▶ [Written task 1]: Reproduce the stretch of the records below from the line containing "colorbar-tick-a-5: 2 [250,90,255,98]" through the line containing "colorbar-tick-d-5: 0.0 [523,254,535,262]", including both of those lines.

══ Given text

This is a different perspective on this issue that I had considered before. Thank you for it.

My own approach to the internet/hard copy citation has always tried to address the question of how will the majority of readers find it easiest to check my sources, no matter what happens to the internet in 100 years. My solution has been to cite actual hard copy books that are also available on-line, so I figure I'm covered either way. (And, of course, to cite library materials if those same materials haven't been scanned into the internet.)

But that does beg the question you note here: what happens if I want to cite something that is only available on-line? This has just happened to me for the first time, and, ironically, it's a piece from this blog. If some of those articles Randall posted from Robert Darnton's views of internet publishing are correct, it would be a good thing for academic publishing to rest much more heavily on the web. When that happens, we'll have the problem of link-rot in spades.

Thanks for this. It's got me thinking (and worried!).

Chris Beneke said...

Nicely done, Bland. This is a long overdue discussion. My approach has been much like Heather's, but I'm taken by your argument that updated scholarly editions offer a great deal more than their predecessors. And your point that the "internet has untethered the connection between the free consumption of information and its labor-intensive production" is spot on.

════
══ Dataset records

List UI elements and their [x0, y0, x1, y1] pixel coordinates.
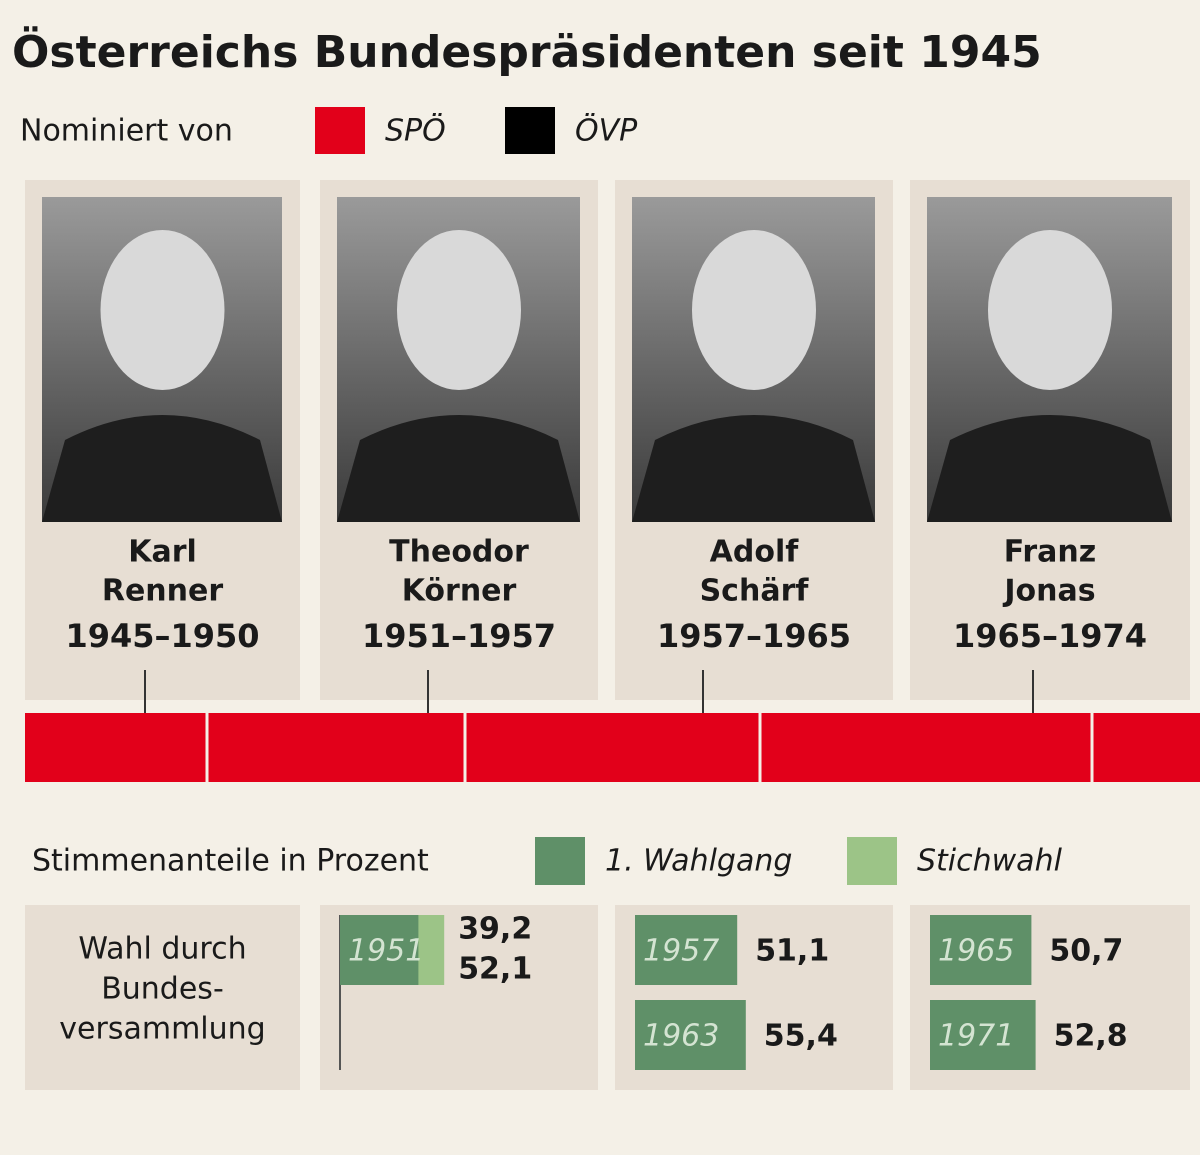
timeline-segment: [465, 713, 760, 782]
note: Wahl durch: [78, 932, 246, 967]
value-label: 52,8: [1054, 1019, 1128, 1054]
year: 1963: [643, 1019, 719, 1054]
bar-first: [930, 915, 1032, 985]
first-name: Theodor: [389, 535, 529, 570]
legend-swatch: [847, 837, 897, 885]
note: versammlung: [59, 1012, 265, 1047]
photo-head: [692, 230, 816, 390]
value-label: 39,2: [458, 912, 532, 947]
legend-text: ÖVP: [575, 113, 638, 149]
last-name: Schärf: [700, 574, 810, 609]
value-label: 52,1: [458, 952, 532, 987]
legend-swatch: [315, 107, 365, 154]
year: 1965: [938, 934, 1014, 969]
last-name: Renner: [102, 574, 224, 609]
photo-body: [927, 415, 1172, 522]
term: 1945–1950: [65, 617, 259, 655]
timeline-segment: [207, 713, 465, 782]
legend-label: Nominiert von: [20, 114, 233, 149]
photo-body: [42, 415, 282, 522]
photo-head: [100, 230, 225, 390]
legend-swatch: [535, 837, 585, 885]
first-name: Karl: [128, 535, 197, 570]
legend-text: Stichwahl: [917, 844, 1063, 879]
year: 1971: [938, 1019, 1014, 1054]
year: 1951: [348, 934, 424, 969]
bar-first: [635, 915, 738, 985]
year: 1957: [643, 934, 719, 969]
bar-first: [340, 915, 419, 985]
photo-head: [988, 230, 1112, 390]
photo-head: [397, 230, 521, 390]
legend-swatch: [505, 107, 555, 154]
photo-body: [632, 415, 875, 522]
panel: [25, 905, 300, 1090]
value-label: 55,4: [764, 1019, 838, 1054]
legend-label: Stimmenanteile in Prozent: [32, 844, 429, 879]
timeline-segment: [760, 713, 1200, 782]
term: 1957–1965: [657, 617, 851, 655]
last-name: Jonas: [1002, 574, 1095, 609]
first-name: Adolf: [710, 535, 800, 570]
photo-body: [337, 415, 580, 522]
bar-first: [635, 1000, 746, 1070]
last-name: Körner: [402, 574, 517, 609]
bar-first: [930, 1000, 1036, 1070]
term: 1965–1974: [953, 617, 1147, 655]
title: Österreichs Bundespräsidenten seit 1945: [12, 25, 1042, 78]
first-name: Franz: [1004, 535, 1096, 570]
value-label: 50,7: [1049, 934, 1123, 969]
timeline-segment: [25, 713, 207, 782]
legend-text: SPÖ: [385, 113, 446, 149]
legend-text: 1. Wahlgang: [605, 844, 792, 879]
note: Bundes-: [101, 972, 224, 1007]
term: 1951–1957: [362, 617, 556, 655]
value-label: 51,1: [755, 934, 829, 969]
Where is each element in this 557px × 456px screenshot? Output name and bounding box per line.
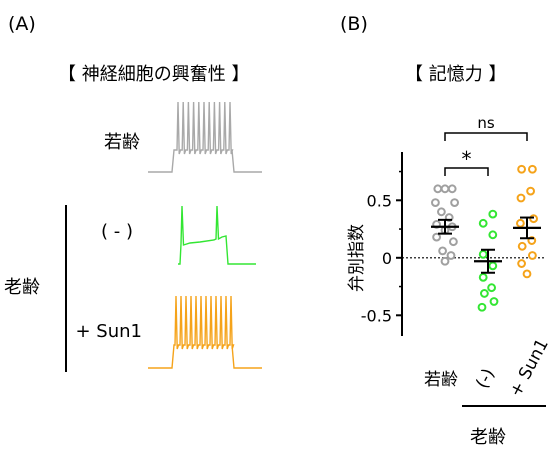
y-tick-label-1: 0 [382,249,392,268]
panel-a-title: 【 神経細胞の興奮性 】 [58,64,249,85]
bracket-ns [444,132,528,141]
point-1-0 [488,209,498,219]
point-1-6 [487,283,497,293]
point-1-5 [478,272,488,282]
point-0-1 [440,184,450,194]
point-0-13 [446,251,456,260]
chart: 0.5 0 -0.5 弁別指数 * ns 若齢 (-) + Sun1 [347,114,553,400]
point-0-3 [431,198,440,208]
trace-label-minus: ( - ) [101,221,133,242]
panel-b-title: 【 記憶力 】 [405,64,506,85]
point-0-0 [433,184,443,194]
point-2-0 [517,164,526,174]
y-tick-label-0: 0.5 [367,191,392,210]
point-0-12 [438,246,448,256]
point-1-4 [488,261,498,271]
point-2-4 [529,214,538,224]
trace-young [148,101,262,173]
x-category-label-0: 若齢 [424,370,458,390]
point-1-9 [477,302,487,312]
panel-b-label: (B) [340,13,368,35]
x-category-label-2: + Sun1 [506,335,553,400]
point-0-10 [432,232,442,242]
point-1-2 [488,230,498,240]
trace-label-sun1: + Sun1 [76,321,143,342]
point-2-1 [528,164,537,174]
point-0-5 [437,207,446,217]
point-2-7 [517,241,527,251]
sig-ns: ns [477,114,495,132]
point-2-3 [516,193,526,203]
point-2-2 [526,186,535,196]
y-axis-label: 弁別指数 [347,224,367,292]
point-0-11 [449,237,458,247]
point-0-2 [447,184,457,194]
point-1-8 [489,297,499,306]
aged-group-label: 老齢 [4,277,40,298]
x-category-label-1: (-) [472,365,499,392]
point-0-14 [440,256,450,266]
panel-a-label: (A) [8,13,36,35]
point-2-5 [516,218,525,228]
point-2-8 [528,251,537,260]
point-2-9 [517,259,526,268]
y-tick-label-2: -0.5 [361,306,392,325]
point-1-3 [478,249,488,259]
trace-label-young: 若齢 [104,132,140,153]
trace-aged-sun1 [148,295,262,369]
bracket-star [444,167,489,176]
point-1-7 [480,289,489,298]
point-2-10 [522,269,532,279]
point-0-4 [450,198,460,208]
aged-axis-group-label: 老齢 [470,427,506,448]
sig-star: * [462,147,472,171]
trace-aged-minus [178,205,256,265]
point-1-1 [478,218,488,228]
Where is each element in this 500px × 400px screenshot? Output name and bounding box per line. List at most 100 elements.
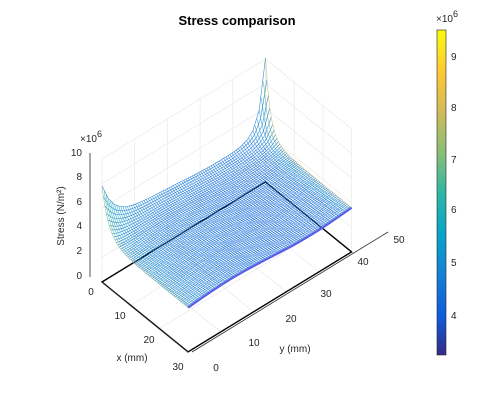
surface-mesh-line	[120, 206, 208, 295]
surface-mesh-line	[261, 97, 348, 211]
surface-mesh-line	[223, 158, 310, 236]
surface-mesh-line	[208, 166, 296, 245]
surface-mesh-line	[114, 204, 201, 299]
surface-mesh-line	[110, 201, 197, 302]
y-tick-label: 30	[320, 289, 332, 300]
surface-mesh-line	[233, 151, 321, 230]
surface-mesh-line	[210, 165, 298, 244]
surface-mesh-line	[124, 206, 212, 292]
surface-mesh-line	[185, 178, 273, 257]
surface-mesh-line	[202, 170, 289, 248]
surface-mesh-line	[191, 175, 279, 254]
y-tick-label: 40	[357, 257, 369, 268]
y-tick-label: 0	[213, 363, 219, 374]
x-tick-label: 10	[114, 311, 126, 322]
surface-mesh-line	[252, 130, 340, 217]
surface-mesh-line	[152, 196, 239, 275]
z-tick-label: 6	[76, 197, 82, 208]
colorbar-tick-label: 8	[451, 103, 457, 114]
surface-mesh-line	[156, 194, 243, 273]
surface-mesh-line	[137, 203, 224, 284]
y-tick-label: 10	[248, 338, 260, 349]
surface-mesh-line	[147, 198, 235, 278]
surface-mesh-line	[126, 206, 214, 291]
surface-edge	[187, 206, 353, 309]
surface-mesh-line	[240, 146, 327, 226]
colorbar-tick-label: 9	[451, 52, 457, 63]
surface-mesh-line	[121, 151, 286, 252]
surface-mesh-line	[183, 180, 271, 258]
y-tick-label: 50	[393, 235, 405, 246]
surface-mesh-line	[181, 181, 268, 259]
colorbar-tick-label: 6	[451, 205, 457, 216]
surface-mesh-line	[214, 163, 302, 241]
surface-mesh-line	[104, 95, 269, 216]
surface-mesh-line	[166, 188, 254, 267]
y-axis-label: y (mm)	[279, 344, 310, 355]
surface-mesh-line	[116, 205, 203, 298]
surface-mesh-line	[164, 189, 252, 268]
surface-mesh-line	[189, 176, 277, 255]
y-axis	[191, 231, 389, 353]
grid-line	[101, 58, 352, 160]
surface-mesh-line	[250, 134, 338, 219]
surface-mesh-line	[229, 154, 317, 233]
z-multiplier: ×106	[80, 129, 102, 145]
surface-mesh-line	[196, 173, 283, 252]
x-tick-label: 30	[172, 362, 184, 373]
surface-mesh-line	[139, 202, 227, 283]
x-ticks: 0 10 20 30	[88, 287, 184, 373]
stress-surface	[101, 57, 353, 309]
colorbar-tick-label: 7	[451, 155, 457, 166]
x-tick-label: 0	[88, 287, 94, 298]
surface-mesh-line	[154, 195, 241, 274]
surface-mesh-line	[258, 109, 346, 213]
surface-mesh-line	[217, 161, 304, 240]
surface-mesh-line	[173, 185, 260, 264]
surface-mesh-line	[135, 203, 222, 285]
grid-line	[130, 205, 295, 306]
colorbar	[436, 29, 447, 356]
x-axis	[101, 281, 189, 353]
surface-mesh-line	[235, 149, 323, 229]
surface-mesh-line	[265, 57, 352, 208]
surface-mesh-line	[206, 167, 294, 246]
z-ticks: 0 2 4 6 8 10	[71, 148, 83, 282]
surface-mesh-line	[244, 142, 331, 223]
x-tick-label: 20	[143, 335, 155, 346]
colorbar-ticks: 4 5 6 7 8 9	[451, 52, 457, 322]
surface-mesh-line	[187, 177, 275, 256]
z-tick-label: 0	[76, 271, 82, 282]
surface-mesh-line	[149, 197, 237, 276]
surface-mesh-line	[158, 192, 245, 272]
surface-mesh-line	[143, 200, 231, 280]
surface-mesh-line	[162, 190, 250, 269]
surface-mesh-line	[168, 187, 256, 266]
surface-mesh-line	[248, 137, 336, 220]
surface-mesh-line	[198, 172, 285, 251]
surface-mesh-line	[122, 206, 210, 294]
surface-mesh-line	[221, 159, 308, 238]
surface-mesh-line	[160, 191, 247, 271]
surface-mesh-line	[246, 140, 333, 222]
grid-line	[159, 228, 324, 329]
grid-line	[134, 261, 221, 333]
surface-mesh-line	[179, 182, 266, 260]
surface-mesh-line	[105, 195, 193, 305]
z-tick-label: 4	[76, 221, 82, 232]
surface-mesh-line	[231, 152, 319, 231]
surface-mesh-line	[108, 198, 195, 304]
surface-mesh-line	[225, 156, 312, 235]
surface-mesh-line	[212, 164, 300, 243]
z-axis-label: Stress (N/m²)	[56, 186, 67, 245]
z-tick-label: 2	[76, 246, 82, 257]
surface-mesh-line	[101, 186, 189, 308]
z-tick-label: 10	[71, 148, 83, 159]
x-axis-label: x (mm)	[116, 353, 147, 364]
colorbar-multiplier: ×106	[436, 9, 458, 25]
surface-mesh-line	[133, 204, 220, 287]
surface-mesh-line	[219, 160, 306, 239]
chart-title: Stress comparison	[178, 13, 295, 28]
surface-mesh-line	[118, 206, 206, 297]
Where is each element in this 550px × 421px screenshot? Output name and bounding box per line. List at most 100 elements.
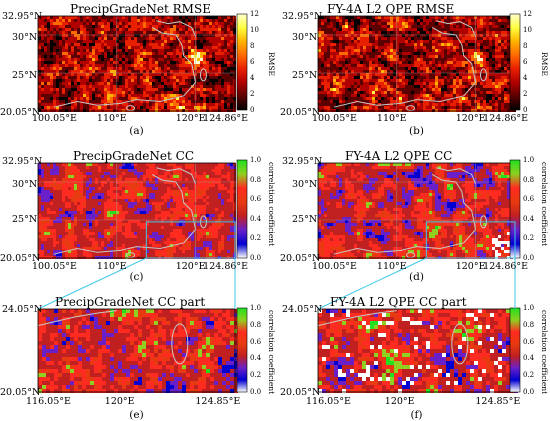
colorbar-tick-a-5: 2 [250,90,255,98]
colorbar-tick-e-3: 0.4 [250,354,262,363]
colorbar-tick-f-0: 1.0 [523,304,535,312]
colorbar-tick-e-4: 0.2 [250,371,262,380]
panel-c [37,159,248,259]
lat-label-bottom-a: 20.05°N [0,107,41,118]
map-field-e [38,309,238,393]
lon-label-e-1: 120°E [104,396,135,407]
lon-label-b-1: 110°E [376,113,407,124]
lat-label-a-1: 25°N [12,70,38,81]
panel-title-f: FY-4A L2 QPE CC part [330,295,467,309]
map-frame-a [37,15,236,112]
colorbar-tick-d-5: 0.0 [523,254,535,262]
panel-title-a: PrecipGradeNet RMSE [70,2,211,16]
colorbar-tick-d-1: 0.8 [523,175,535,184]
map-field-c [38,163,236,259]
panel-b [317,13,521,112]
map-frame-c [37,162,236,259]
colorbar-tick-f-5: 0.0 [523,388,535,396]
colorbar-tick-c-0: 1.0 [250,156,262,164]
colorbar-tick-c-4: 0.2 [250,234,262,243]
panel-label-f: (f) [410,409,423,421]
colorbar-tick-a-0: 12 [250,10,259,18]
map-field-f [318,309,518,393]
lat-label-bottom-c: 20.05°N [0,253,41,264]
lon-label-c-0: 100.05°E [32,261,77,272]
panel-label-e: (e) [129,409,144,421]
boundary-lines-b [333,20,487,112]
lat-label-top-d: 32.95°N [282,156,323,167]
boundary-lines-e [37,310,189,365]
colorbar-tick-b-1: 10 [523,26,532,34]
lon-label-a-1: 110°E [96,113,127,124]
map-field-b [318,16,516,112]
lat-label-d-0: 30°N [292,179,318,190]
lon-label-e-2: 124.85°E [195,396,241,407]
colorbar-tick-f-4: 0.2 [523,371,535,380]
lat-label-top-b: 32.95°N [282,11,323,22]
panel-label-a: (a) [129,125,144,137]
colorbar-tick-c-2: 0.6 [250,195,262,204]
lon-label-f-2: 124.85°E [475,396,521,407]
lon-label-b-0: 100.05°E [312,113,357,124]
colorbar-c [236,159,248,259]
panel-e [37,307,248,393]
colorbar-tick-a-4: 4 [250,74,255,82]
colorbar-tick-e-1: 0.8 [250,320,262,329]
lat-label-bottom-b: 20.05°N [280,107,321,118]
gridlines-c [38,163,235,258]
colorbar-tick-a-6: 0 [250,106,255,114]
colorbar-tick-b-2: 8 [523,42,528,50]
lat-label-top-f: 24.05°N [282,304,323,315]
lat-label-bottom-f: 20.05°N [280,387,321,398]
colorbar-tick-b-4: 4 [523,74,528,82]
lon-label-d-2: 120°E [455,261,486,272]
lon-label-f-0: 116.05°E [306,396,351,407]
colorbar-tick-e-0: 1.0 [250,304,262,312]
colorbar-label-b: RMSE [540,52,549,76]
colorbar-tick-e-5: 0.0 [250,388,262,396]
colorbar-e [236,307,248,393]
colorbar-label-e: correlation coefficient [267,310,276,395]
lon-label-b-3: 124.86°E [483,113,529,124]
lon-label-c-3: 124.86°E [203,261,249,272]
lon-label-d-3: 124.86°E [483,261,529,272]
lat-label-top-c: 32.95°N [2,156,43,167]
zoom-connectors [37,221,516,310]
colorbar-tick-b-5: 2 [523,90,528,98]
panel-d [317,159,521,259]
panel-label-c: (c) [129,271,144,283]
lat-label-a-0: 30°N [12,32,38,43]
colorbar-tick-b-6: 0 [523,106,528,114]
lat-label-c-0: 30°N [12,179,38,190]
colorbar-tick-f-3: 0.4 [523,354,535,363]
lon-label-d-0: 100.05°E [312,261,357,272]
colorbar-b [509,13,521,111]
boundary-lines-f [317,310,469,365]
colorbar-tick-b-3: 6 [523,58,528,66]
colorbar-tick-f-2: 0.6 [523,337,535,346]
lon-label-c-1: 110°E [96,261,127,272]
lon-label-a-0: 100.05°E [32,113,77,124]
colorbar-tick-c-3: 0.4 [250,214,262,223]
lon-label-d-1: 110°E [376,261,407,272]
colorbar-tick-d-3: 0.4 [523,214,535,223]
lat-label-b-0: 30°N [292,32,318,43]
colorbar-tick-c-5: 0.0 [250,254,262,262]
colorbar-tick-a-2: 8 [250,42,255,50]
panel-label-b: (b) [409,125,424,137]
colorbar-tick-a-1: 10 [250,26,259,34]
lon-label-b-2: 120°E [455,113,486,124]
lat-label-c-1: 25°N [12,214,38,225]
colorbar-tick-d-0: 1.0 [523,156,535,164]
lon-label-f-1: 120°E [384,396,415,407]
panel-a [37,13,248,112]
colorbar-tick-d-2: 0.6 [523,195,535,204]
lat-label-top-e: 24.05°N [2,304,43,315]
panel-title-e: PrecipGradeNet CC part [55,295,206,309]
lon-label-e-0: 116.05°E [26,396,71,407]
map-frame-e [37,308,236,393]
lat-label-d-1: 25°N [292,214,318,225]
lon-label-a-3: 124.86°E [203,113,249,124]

════

▶ [Written task 2]: Write out the stretch of the discussion on citing online sources above from "But that does" through "Chris Beneke said...", word for word.

▶ [Full response 1]:
colorbar-tick-a-5: 2 [250,90,255,98]
colorbar-tick-e-3: 0.4 [250,354,262,363]
colorbar-tick-f-0: 1.0 [523,304,535,312]
colorbar-tick-e-4: 0.2 [250,371,262,380]
panel-c [37,159,248,259]
lat-label-bottom-a: 20.05°N [0,107,41,118]
map-field-e [38,309,238,393]
lon-label-e-1: 120°E [104,396,135,407]
lon-label-b-1: 110°E [376,113,407,124]
lat-label-a-1: 25°N [12,70,38,81]
panel-title-f: FY-4A L2 QPE CC part [330,295,467,309]
map-frame-a [37,15,236,112]
colorbar-tick-d-5: 0.0 [523,254,535,262]

▶ [Full response 2]:
But that does beg the question you note here: what happens if I want to cite something that is only available on-line? This has just happened to me for the first time, and, ironically, it's a piece from this blog. If some of those articles Randall posted from Robert Darnton's views of internet publishing are correct, it would be a good thing for academic publishing to rest much more heavily on the web. When that happens, we'll have the problem of link-rot in spades.

Thanks for this. It's got me thinking (and worried!).

Chris Beneke said...